• [What the task asks] Reproduce all entries word for word.

• [Records for the exercise]
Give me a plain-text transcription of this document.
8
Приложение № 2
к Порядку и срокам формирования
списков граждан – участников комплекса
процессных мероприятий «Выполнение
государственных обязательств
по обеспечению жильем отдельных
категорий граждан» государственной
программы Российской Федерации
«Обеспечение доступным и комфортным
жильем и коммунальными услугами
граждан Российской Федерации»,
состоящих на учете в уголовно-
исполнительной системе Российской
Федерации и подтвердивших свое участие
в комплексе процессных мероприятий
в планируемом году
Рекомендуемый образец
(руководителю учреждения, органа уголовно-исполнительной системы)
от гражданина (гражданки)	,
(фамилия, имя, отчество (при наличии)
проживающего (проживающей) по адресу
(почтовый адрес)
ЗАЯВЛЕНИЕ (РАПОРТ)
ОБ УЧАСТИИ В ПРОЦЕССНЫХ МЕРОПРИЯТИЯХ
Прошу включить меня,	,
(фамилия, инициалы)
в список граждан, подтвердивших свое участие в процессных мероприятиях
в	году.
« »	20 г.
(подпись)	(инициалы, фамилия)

• [Answer below]
Give me a plain-text transcription of this document.
8
Приложение № 2
к Порядку и срокам формирования
списков граждан – участников комплекса
процессных мероприятий «Выполнение
государственных обязательств
по обеспечению жильем отдельных
категорий граждан» государственной
программы Российской Федерации
«Обеспечение доступным и комфортным
жильем и коммунальными услугами
граждан Российской Федерации»,
состоящих на учете в уголовно-
исполнительной системе Российской
Федерации и подтвердивших свое участие
в комплексе процессных мероприятий
в планируемом году
Рекомендуемый образец
(руководителю учреждения, органа уголовно-исполнительной системы)
от гражданина (гражданки)	,
(фамилия, имя, отчество (при наличии)
проживающего (проживающей) по адресу
(почтовый адрес)
ЗАЯВЛЕНИЕ (РАПОРТ)
ОБ УЧАСТИИ В ПРОЦЕССНЫХ МЕРОПРИЯТИЯХ
Прошу включить меня,	,
(фамилия, инициалы)
в список граждан, подтвердивших свое участие в процессных мероприятиях
в	году.
« »	20 г.
(подпись)	(инициалы, фамилия)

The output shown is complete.